Document extract
[Start]

- Head coach: Eric Thibault
- Arena: Entertainment and Sports Arena

Results
- Record: 14–26 (.350)
- Place: 5th (Eastern)
- Playoff finish: Did not qualify

= 2024 Washington Mystics season =

The 2024 Washington Mystics season was the franchise's 27th season in the Women's National Basketball Association, and their second season under head coach Eric Thibault.

The season tipped off on Tuesday, May 14, 2024, at home against the New York Liberty. The Mystics lost the game by five-points, and the opening month of May did not improve much after that. The Mystics went on to lose all eight games they played in May, with the closest being a three-point loss to the Phoenix Mercury on May 23. The Mystics' losing streak continued through twelve games and they won their first game of the season on June 11, versus the Atlanta Dream. Including that win, the Mystics won four out of their next five games, with the only loss coming against Indiana. They lost their last two games of the month, including an overtime contest against Connecticut. They finished the month 4–7. Their fortunes did not improve in July, as they finished 2–4 before the league went into its Olympic break. The Mystics lost the first three games out of the break, but then won the next three, including a two point win at Seattle and a four-point road win over Chicago. They could not win their final game of the month and finished with a 3–4 record in August. The Mystics were a greatly improved team in September, as they won four out of their first five games of the month to draw within reaching distance of the eighth playoff seed. However, they lost the next game to fellow 8th seed contenders Atlanta, and then lost two days later to New York, a loss which allowed New York to clinch the first overall seed. The Mystics finished their season with a one-point win over Indiana. The Mystics finished ninth overall with a record of 14–26.

[End]

Information provided
[Start]

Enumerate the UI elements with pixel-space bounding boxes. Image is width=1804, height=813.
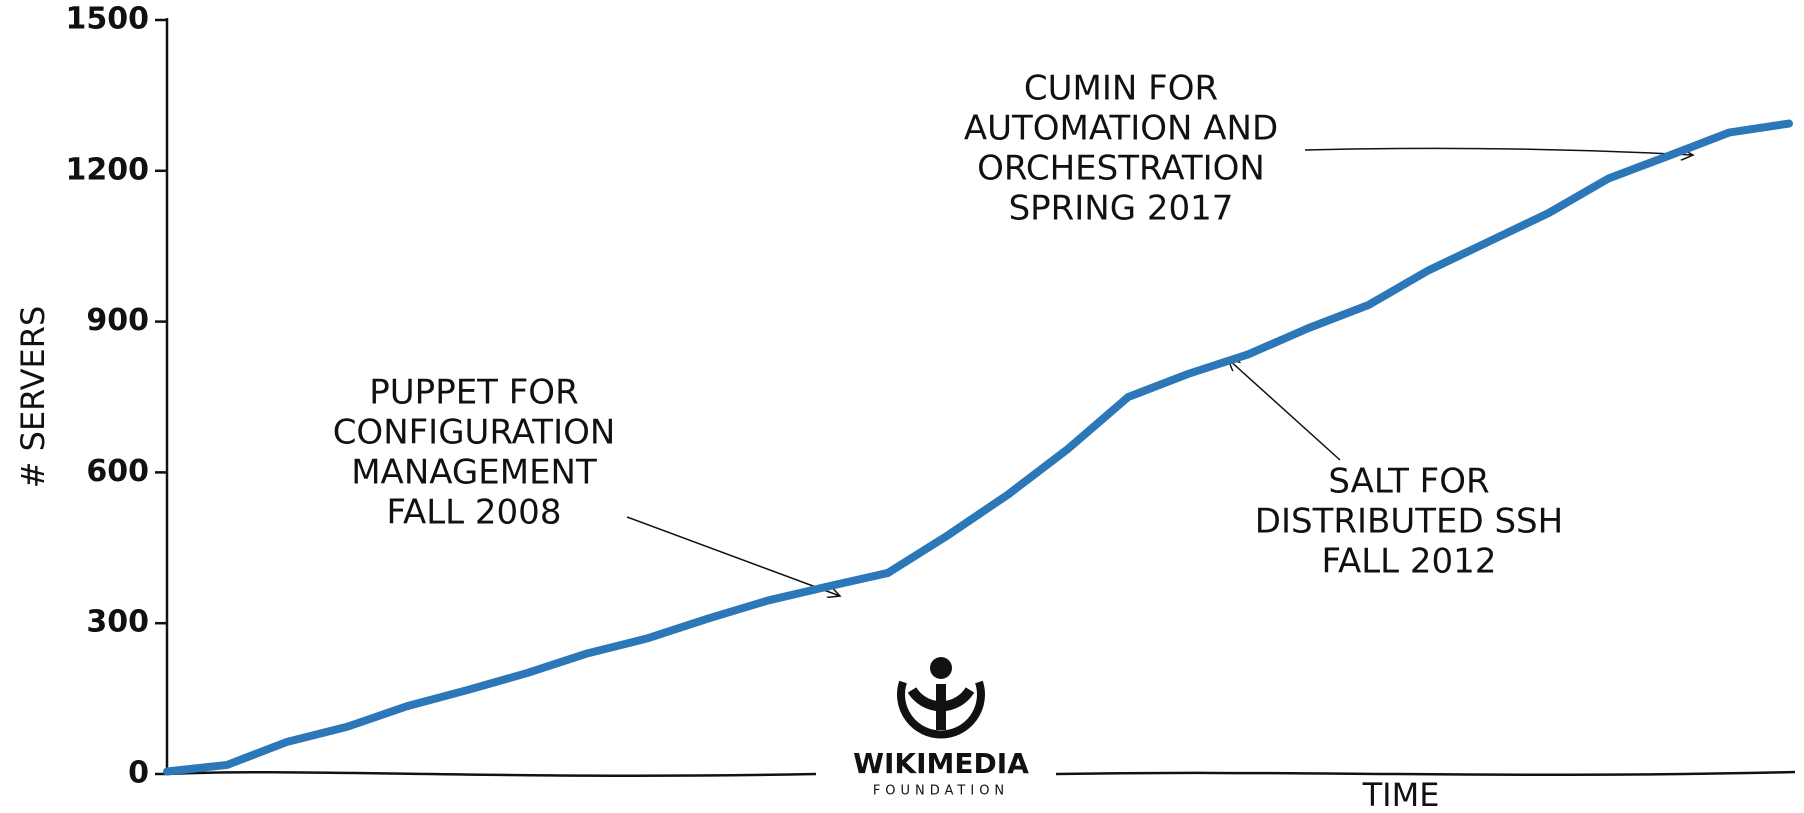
annotation: MANAGEMENT bbox=[351, 453, 597, 493]
annotation: PUPPET FOR bbox=[369, 373, 578, 413]
annotation-arrow bbox=[1304, 147, 1693, 155]
annotation: AUTOMATION AND bbox=[964, 109, 1278, 149]
annotation: SALT FOR bbox=[1328, 462, 1489, 502]
annotation-arrow bbox=[1228, 359, 1341, 461]
annotation: FALL 2012 bbox=[1322, 542, 1497, 582]
y-tick-label: 900 bbox=[86, 303, 149, 338]
x-axis bbox=[166, 771, 817, 777]
y-tick-label: 300 bbox=[86, 605, 149, 640]
logo-dot bbox=[930, 657, 952, 679]
x-axis-label: TIME bbox=[1362, 776, 1440, 813]
logo-stem bbox=[936, 684, 946, 730]
logo-subtitle: FOUNDATION bbox=[873, 784, 1009, 799]
annotation: CONFIGURATION bbox=[333, 413, 616, 453]
logo: WIKIMEDIA FOUNDATION bbox=[853, 657, 1029, 799]
annotation: CUMIN FOR bbox=[1024, 69, 1218, 109]
y-tick-label: 1500 bbox=[66, 2, 150, 37]
annotation: FALL 2008 bbox=[387, 493, 562, 533]
x-axis bbox=[1055, 770, 1796, 777]
y-tick-label: 0 bbox=[128, 756, 149, 791]
annotation: SPRING 2017 bbox=[1009, 189, 1234, 229]
annotation: DISTRIBUTED SSH bbox=[1255, 502, 1563, 542]
y-tick-label: 1200 bbox=[66, 152, 150, 187]
annotation: ORCHESTRATION bbox=[977, 149, 1265, 189]
logo-name: WIKIMEDIA bbox=[853, 747, 1029, 780]
y-axis-label: # SERVERS bbox=[14, 306, 52, 489]
annotation-arrow bbox=[626, 516, 840, 596]
y-tick-label: 600 bbox=[86, 454, 149, 489]
logo-ring bbox=[897, 680, 985, 739]
data-line bbox=[163, 119, 1793, 776]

[End]

Tasks to carry out
1. Retype everything from "- Head coach: Eric" down to "coach Eric Thibault." in the Mystics season text above, word for word.
2. Using the Mystics season text above, answer these:
(a) Which team did the Mystics play in their season opener?
(b) Against which team, and on what date, did the Mystics win their first game?
(c) What was the Mystics' record in August?

Answers to the tasks
1.
- Head coach: Eric Thibault
- Arena: Entertainment and Sports Arena

Results
- Record: 14–26 (.350)
- Place: 5th (Eastern)
- Playoff finish: Did not qualify

= 2024 Washington Mystics season =

The 2024 Washington Mystics season was the franchise's 27th season in the Women's National Basketball Association, and their second season under head coach Eric Thibault.

2.
(a) The New York Liberty
(b) The Atlanta Dream, on June 11
(c) 3–4